STORED RECORDS
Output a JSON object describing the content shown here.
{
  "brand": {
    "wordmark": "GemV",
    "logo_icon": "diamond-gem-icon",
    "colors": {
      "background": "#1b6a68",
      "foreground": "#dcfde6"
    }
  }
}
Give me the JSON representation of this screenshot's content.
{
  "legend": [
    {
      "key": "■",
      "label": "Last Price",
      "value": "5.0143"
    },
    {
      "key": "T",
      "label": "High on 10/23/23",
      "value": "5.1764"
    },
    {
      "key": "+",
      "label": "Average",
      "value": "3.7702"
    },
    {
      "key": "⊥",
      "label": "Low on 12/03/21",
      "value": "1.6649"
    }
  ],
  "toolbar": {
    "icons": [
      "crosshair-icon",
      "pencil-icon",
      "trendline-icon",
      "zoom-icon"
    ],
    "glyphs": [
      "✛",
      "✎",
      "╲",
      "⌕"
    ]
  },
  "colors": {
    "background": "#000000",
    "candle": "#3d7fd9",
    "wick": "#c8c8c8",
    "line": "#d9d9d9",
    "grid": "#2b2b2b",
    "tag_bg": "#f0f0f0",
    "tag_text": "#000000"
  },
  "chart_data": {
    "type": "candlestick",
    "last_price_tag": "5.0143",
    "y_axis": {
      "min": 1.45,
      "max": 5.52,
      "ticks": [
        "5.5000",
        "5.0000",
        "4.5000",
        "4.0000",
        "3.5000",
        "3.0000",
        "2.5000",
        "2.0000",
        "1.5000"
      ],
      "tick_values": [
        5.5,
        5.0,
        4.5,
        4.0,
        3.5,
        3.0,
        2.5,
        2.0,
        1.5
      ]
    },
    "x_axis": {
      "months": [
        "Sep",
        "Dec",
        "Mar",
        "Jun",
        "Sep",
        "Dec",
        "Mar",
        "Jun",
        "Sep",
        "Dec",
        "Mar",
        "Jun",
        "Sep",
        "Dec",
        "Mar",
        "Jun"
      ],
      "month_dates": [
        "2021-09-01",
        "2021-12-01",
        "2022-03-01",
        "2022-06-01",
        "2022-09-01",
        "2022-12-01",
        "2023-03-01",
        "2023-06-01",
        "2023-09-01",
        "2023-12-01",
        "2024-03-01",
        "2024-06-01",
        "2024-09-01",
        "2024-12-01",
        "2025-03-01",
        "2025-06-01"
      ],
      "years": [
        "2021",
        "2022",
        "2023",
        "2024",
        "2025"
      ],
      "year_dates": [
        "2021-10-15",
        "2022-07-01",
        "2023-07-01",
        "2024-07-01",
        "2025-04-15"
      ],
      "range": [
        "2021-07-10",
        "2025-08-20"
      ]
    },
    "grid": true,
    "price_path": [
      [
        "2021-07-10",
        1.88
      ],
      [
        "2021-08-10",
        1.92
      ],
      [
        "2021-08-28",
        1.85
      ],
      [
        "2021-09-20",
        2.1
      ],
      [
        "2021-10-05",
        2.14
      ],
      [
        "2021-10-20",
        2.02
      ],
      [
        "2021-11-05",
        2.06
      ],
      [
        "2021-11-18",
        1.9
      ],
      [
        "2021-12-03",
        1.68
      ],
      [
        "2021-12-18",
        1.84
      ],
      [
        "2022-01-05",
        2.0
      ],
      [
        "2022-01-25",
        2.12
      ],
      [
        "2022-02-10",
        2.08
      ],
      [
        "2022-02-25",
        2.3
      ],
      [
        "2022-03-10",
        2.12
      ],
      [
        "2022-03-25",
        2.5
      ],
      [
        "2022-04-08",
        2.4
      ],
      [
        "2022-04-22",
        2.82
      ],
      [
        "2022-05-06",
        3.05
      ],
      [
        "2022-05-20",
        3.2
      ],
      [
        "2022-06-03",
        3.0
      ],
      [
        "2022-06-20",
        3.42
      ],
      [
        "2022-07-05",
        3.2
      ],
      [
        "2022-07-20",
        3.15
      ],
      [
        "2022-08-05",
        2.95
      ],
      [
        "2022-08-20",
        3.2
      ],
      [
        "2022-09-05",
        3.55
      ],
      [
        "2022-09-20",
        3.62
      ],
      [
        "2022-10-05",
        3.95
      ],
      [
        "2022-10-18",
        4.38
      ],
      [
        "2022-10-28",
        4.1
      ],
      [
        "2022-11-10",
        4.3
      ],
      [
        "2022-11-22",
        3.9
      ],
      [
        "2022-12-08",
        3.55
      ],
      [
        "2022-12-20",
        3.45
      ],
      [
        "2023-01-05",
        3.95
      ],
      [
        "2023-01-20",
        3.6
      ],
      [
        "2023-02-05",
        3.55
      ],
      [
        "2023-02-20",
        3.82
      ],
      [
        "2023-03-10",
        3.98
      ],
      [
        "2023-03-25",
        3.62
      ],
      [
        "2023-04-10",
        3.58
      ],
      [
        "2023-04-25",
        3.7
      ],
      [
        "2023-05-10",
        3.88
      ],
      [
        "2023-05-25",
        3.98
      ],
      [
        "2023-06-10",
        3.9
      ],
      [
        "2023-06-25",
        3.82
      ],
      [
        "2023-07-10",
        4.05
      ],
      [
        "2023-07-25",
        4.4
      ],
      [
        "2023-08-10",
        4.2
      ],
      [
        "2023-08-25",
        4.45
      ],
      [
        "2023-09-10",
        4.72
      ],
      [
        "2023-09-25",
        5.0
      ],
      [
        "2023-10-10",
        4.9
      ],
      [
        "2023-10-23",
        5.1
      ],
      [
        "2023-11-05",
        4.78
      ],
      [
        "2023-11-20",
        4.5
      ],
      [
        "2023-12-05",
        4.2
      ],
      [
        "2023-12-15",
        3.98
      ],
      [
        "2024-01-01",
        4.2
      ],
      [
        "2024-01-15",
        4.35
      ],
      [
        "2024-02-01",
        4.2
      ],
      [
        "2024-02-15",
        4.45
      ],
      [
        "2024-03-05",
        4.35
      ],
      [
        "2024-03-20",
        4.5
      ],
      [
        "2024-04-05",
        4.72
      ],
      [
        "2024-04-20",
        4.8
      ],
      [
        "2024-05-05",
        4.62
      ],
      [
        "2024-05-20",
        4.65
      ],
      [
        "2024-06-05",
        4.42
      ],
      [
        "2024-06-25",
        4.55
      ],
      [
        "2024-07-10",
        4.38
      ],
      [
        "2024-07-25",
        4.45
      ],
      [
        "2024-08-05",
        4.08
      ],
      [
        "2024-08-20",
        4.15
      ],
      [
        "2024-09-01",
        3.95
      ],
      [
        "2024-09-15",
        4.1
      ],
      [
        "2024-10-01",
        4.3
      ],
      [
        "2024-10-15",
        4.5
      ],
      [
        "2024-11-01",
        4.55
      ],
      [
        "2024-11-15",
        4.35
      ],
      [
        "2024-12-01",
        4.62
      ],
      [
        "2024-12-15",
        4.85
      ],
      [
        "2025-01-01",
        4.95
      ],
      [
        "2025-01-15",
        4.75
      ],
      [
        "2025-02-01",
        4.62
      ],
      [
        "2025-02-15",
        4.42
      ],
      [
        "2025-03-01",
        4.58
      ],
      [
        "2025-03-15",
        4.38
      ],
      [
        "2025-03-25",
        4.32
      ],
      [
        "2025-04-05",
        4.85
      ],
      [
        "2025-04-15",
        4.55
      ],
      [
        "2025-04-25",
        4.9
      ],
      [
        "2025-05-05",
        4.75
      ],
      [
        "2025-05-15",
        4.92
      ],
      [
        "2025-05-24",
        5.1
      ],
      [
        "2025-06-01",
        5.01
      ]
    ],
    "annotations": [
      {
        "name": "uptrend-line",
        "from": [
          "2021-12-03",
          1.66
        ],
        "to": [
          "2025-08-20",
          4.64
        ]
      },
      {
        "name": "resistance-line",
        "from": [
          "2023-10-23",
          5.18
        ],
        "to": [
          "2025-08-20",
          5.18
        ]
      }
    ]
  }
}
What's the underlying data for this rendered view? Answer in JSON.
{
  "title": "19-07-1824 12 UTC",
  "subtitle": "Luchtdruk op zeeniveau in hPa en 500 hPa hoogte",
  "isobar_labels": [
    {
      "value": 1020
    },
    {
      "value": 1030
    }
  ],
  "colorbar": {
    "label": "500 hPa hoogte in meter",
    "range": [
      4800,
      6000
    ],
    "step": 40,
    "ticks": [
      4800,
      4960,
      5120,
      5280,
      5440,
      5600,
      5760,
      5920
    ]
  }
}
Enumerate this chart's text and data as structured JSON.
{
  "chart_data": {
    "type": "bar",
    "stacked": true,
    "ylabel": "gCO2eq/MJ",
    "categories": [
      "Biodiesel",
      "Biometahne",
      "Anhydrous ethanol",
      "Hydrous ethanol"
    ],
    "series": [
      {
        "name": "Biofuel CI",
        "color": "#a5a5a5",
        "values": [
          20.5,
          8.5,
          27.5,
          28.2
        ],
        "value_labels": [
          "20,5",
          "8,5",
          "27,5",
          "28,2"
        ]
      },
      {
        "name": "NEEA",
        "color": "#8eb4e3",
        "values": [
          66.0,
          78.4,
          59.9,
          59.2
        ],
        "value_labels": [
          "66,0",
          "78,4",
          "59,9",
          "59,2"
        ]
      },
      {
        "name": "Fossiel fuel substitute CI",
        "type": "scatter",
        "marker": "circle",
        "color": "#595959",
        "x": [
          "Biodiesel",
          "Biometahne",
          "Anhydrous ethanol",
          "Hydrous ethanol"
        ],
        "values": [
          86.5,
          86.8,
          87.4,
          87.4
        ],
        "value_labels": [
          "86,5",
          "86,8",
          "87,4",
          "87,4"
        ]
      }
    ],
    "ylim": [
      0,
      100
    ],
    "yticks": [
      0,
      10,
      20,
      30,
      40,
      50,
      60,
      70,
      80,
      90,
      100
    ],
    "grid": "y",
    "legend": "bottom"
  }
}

WHAT IS REQUIRED
From the line containing "Enumerate this chart's" down to the last line, reproduce the records exactly. Include both ends.

SOLUTION
Enumerate this chart's text and data as structured JSON.
{
  "chart_data": {
    "type": "bar",
    "stacked": true,
    "ylabel": "gCO2eq/MJ",
    "categories": [
      "Biodiesel",
      "Biometahne",
      "Anhydrous ethanol",
      "Hydrous ethanol"
    ],
    "series": [
      {
        "name": "Biofuel CI",
        "color": "#a5a5a5",
        "values": [
          20.5,
          8.5,
          27.5,
          28.2
        ],
        "value_labels": [
          "20,5",
          "8,5",
          "27,5",
          "28,2"
        ]
      },
      {
        "name": "NEEA",
        "color": "#8eb4e3",
        "values": [
          66.0,
          78.4,
          59.9,
          59.2
        ],
        "value_labels": [
          "66,0",
          "78,4",
          "59,9",
          "59,2"
        ]
      },
      {
        "name": "Fossiel fuel substitute CI",
        "type": "scatter",
        "marker": "circle",
        "color": "#595959",
        "x": [
          "Biodiesel",
          "Biometahne",
          "Anhydrous ethanol",
          "Hydrous ethanol"
        ],
        "values": [
          86.5,
          86.8,
          87.4,
          87.4
        ],
        "value_labels": [
          "86,5",
          "86,8",
          "87,4",
          "87,4"
        ]
      }
    ],
    "ylim": [
      0,
      100
    ],
    "yticks": [
      0,
      10,
      20,
      30,
      40,
      50,
      60,
      70,
      80,
      90,
      100
    ],
    "grid": "y",
    "legend": "bottom"
  }
}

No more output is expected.